Data records:
## start

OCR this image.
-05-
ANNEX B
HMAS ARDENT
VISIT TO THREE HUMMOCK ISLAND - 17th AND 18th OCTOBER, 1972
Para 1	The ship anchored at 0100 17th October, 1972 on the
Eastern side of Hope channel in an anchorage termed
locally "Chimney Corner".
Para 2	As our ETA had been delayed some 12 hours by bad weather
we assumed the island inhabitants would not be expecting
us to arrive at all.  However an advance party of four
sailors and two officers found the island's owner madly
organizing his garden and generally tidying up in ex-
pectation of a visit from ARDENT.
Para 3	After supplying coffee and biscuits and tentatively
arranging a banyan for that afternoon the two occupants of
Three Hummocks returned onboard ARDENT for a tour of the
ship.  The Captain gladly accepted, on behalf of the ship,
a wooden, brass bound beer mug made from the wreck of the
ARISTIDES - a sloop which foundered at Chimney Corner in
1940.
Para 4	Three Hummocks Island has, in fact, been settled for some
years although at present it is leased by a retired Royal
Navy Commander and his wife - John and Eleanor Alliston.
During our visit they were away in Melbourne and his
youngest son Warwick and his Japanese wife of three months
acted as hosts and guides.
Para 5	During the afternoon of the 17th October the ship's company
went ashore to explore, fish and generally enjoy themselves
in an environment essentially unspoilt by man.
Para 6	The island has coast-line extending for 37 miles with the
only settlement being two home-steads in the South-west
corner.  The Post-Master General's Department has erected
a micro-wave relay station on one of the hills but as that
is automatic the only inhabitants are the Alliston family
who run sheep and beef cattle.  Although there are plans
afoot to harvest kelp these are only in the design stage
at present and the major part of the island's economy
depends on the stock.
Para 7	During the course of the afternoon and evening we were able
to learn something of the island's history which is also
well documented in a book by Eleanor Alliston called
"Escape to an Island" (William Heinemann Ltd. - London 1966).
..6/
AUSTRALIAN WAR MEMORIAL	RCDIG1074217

## end

WRITTEN TASK → Reproduce every record, matching each line exactly.

THE SOLUTION →
OCR this image.
-05-
ANNEX B
HMAS ARDENT
VISIT TO THREE HUMMOCK ISLAND - 17th AND 18th OCTOBER, 1972
Para 1	The ship anchored at 0100 17th October, 1972 on the
Eastern side of Hope channel in an anchorage termed
locally "Chimney Corner".
Para 2	As our ETA had been delayed some 12 hours by bad weather
we assumed the island inhabitants would not be expecting
us to arrive at all.  However an advance party of four
sailors and two officers found the island's owner madly
organizing his garden and generally tidying up in ex-
pectation of a visit from ARDENT.
Para 3	After supplying coffee and biscuits and tentatively
arranging a banyan for that afternoon the two occupants of
Three Hummocks returned onboard ARDENT for a tour of the
ship.  The Captain gladly accepted, on behalf of the ship,
a wooden, brass bound beer mug made from the wreck of the
ARISTIDES - a sloop which foundered at Chimney Corner in
1940.
Para 4	Three Hummocks Island has, in fact, been settled for some
years although at present it is leased by a retired Royal
Navy Commander and his wife - John and Eleanor Alliston.
During our visit they were away in Melbourne and his
youngest son Warwick and his Japanese wife of three months
acted as hosts and guides.
Para 5	During the afternoon of the 17th October the ship's company
went ashore to explore, fish and generally enjoy themselves
in an environment essentially unspoilt by man.
Para 6	The island has coast-line extending for 37 miles with the
only settlement being two home-steads in the South-west
corner.  The Post-Master General's Department has erected
a micro-wave relay station on one of the hills but as that
is automatic the only inhabitants are the Alliston family
who run sheep and beef cattle.  Although there are plans
afoot to harvest kelp these are only in the design stage
at present and the major part of the island's economy
depends on the stock.
Para 7	During the course of the afternoon and evening we were able
to learn something of the island's history which is also
well documented in a book by Eleanor Alliston called
"Escape to an Island" (William Heinemann Ltd. - London 1966).
..6/
AUSTRALIAN WAR MEMORIAL	RCDIG1074217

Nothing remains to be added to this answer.